## start GIVEN RECORDS

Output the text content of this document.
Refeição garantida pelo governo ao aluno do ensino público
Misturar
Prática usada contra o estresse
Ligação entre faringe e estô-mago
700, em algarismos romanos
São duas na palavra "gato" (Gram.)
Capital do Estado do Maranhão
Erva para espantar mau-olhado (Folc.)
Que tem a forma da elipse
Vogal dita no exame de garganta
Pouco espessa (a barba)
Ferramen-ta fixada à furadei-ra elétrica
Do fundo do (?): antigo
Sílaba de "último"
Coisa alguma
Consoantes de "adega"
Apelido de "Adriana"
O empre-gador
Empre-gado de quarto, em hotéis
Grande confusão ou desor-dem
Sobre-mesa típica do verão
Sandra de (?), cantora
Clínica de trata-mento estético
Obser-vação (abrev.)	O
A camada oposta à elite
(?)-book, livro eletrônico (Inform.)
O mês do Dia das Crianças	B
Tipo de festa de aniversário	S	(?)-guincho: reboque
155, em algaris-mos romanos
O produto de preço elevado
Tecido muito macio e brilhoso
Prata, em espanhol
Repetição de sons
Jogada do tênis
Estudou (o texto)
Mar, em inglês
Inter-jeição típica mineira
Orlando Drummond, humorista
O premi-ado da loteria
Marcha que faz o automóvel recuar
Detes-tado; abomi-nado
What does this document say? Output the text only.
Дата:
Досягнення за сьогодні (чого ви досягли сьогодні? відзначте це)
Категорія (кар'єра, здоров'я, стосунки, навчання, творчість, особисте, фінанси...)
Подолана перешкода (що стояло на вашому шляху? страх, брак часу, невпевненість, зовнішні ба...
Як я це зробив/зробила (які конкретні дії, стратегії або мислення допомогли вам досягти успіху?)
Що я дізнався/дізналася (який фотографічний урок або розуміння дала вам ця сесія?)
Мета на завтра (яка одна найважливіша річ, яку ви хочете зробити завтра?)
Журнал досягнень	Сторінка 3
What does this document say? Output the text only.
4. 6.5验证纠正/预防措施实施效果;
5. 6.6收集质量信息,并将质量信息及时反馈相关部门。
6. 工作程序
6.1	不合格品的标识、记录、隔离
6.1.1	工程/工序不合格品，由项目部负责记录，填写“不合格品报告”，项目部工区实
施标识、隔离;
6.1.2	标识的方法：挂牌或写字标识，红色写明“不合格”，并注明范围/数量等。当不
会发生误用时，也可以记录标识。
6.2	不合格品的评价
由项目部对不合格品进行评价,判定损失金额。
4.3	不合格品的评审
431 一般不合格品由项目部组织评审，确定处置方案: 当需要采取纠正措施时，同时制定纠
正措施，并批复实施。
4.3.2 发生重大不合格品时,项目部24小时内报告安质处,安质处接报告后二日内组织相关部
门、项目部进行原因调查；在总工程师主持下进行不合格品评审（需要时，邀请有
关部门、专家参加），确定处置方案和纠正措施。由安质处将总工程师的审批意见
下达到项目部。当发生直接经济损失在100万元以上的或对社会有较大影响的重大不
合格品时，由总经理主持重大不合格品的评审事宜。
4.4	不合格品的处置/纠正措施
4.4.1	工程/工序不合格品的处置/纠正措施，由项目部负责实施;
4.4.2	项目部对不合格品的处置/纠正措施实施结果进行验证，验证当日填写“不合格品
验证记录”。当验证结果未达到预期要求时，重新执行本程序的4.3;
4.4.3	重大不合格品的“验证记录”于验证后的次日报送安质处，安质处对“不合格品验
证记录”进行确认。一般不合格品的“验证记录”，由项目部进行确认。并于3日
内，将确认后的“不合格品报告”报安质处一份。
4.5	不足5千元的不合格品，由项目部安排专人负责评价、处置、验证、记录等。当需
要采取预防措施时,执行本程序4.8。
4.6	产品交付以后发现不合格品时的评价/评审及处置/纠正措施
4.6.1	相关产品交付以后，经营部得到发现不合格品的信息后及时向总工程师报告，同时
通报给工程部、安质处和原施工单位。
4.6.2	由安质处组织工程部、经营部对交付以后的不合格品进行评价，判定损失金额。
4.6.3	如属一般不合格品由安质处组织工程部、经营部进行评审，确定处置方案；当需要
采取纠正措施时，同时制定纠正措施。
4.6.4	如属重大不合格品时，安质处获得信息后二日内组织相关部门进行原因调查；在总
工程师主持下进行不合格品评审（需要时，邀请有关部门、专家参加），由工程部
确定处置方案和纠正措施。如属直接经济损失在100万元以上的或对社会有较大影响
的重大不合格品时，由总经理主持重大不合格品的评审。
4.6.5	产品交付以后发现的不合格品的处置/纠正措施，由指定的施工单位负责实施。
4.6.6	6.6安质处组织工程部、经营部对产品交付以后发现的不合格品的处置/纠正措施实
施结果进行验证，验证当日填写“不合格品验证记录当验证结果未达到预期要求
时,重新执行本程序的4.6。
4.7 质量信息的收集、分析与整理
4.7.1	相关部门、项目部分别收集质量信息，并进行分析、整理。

## end GIVEN RECORDS

→ **YOUR GOAL**:
Copy the material above verbatim.

→ **COMPLETED EXERCISE**:
Output the text content of this document.
Refeição garantida pelo governo ao aluno do ensino público
Misturar
Prática usada contra o estresse
Ligação entre faringe e estô-mago
700, em algarismos romanos
São duas na palavra "gato" (Gram.)
Capital do Estado do Maranhão
Erva para espantar mau-olhado (Folc.)
Que tem a forma da elipse
Vogal dita no exame de garganta
Pouco espessa (a barba)
Ferramen-ta fixada à furadei-ra elétrica
Do fundo do (?): antigo
Sílaba de "último"
Coisa alguma
Consoantes de "adega"
Apelido de "Adriana"
O empre-gador
Empre-gado de quarto, em hotéis
Grande confusão ou desor-dem
Sobre-mesa típica do verão
Sandra de (?), cantora
Clínica de trata-mento estético
Obser-vação (abrev.)	O
A camada oposta à elite
(?)-book, livro eletrônico (Inform.)
O mês do Dia das Crianças	B
Tipo de festa de aniversário	S	(?)-guincho: reboque
155, em algaris-mos romanos
O produto de preço elevado
Tecido muito macio e brilhoso
Prata, em espanhol
Repetição de sons
Jogada do tênis
Estudou (o texto)
Mar, em inglês
Inter-jeição típica mineira
Orlando Drummond, humorista
O premi-ado da loteria
Marcha que faz o automóvel recuar
Detes-tado; abomi-nado
What does this document say? Output the text only.
Дата:
Досягнення за сьогодні (чого ви досягли сьогодні? відзначте це)
Категорія (кар'єра, здоров'я, стосунки, навчання, творчість, особисте, фінанси...)
Подолана перешкода (що стояло на вашому шляху? страх, брак часу, невпевненість, зовнішні ба...
Як я це зробив/зробила (які конкретні дії, стратегії або мислення допомогли вам досягти успіху?)
Що я дізнався/дізналася (який фотографічний урок або розуміння дала вам ця сесія?)
Мета на завтра (яка одна найважливіша річ, яку ви хочете зробити завтра?)
Журнал досягнень	Сторінка 3
What does this document say? Output the text only.
4. 6.5验证纠正/预防措施实施效果;
5. 6.6收集质量信息,并将质量信息及时反馈相关部门。
6. 工作程序
6.1	不合格品的标识、记录、隔离
6.1.1	工程/工序不合格品，由项目部负责记录，填写“不合格品报告”，项目部工区实
施标识、隔离;
6.1.2	标识的方法：挂牌或写字标识，红色写明“不合格”，并注明范围/数量等。当不
会发生误用时，也可以记录标识。
6.2	不合格品的评价
由项目部对不合格品进行评价,判定损失金额。
4.3	不合格品的评审
431 一般不合格品由项目部组织评审，确定处置方案: 当需要采取纠正措施时，同时制定纠
正措施，并批复实施。
4.3.2 发生重大不合格品时,项目部24小时内报告安质处,安质处接报告后二日内组织相关部
门、项目部进行原因调查；在总工程师主持下进行不合格品评审（需要时，邀请有
关部门、专家参加），确定处置方案和纠正措施。由安质处将总工程师的审批意见
下达到项目部。当发生直接经济损失在100万元以上的或对社会有较大影响的重大不
合格品时，由总经理主持重大不合格品的评审事宜。
4.4	不合格品的处置/纠正措施
4.4.1	工程/工序不合格品的处置/纠正措施，由项目部负责实施;
4.4.2	项目部对不合格品的处置/纠正措施实施结果进行验证，验证当日填写“不合格品
验证记录”。当验证结果未达到预期要求时，重新执行本程序的4.3;
4.4.3	重大不合格品的“验证记录”于验证后的次日报送安质处，安质处对“不合格品验
证记录”进行确认。一般不合格品的“验证记录”，由项目部进行确认。并于3日
内，将确认后的“不合格品报告”报安质处一份。
4.5	不足5千元的不合格品，由项目部安排专人负责评价、处置、验证、记录等。当需
要采取预防措施时,执行本程序4.8。
4.6	产品交付以后发现不合格品时的评价/评审及处置/纠正措施
4.6.1	相关产品交付以后，经营部得到发现不合格品的信息后及时向总工程师报告，同时
通报给工程部、安质处和原施工单位。
4.6.2	由安质处组织工程部、经营部对交付以后的不合格品进行评价，判定损失金额。
4.6.3	如属一般不合格品由安质处组织工程部、经营部进行评审，确定处置方案；当需要
采取纠正措施时，同时制定纠正措施。
4.6.4	如属重大不合格品时，安质处获得信息后二日内组织相关部门进行原因调查；在总
工程师主持下进行不合格品评审（需要时，邀请有关部门、专家参加），由工程部
确定处置方案和纠正措施。如属直接经济损失在100万元以上的或对社会有较大影响
的重大不合格品时，由总经理主持重大不合格品的评审。
4.6.5	产品交付以后发现的不合格品的处置/纠正措施，由指定的施工单位负责实施。
4.6.6	6.6安质处组织工程部、经营部对产品交付以后发现的不合格品的处置/纠正措施实
施结果进行验证，验证当日填写“不合格品验证记录当验证结果未达到预期要求
时,重新执行本程序的4.6。
4.7 质量信息的收集、分析与整理
4.7.1	相关部门、项目部分别收集质量信息，并进行分析、整理。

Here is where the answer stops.